BUT I haven't not been writing. I'm actually pretty pleased because one of my classes is Intro to Journalism. My teacher advised anyone who wanted to be a journalist to start getting things published, ASAP, because that is what truly will make you look good to future employers: a portfolio. So, I joined the college newspaper...officially! I filled out the online application, sent it in, was "accepted" and attended my first official newspaper staff meeting, a-hohoho! Well, ignore that last little bit of bragging in the form of stupid obnoxious laughter because here's what my application looked like in the "prior experience" section..

1. High school newspaper-NONE
2. High school yearbook-NONE
3. High school news Website-NONE
4. High school broadcasting-NONE
5. College newspaper-Yours! Last month you published my review of a little park where you can walk around the pretty lake and see nature!! (..is there pity in your eyes?)
6. College yearbook-NONE
7. College news Website-NONE
8. College broadcasting-NONE

...they must've been pretty desperate...

Well, nonetheless, I'm on the paper! What's more, I get to use my own idea for my next article! I'm going to write about my travels to the spanish school in a small town in Nicaragua where I got a lesson in history that painted my entire view of that community. I was really taken aback by what I learned about this strong, beautiful, dedicated group of people. What did I learn? Well you're going to just have to wait til it's published!

Data section:
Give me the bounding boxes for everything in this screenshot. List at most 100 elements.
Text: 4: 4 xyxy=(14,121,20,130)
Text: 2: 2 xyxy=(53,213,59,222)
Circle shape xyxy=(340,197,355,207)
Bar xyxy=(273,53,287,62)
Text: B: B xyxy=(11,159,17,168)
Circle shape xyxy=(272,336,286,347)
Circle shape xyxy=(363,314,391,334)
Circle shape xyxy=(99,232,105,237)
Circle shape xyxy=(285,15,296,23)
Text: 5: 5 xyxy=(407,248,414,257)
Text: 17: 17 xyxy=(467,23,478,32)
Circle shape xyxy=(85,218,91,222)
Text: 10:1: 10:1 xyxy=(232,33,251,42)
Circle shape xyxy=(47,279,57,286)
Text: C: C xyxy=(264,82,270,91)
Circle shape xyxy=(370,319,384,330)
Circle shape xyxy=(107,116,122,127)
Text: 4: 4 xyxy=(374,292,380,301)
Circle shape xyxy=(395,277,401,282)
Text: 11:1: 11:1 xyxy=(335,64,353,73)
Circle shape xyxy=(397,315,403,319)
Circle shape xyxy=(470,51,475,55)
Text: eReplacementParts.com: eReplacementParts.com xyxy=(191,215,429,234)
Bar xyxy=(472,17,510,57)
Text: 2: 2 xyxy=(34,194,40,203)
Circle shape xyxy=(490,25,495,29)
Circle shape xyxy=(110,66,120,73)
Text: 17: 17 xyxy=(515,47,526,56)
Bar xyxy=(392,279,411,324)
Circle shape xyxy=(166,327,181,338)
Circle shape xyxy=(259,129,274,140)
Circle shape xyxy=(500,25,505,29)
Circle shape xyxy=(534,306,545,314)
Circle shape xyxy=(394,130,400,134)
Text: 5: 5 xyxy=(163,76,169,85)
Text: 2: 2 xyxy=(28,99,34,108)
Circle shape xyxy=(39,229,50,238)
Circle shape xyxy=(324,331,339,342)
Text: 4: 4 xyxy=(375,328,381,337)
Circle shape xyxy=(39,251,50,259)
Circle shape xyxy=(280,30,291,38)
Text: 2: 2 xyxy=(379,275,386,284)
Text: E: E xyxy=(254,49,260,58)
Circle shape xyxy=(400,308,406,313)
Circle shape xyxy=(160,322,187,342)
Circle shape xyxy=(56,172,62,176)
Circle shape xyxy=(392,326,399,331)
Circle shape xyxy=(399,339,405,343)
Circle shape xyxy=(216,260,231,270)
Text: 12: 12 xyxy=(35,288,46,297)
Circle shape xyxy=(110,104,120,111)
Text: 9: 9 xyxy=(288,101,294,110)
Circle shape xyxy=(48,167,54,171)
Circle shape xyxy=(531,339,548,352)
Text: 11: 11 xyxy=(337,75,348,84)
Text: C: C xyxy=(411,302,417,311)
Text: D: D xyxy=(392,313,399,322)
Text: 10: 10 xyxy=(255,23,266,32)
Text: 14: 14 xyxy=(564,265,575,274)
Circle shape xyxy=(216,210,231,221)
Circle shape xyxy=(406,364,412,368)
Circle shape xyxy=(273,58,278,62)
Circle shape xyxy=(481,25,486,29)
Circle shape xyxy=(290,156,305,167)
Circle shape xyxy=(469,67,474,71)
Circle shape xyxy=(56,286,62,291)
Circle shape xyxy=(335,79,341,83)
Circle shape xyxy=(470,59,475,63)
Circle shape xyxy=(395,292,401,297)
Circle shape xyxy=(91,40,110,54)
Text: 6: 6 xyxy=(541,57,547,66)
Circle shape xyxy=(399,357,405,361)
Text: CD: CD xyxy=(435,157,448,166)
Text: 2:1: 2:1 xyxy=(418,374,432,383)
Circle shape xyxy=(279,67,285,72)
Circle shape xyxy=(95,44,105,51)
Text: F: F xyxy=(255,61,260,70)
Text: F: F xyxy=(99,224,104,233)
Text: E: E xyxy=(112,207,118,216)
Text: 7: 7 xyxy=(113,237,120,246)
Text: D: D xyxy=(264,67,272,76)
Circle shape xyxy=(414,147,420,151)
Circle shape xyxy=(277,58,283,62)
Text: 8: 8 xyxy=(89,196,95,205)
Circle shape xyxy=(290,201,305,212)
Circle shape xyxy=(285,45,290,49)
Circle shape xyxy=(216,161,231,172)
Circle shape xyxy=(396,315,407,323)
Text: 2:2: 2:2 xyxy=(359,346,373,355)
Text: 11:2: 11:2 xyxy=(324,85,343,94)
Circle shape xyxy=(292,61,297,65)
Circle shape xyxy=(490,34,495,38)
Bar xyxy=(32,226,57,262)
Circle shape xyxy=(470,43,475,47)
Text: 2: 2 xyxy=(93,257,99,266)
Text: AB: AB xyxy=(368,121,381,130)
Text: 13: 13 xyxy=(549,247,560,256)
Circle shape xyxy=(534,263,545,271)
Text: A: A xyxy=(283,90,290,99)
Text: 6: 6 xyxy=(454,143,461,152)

Tasks to complete:
1 - In the blog entry, what does the journalism teacher say will make aspiring journalists look good to future employers?
2 - Reproduce everything in the blog entry from "1. High school" down to "in your eyes?)".

Outputs by task:
1 - A portfolio of published work.

2 -
1. High school newspaper-NONE
2. High school yearbook-NONE
3. High school news Website-NONE
4. High school broadcasting-NONE
5. College newspaper-Yours! Last month you published my review of a little park where you can walk around the pretty lake and see nature!! (..is there pity in your eyes?)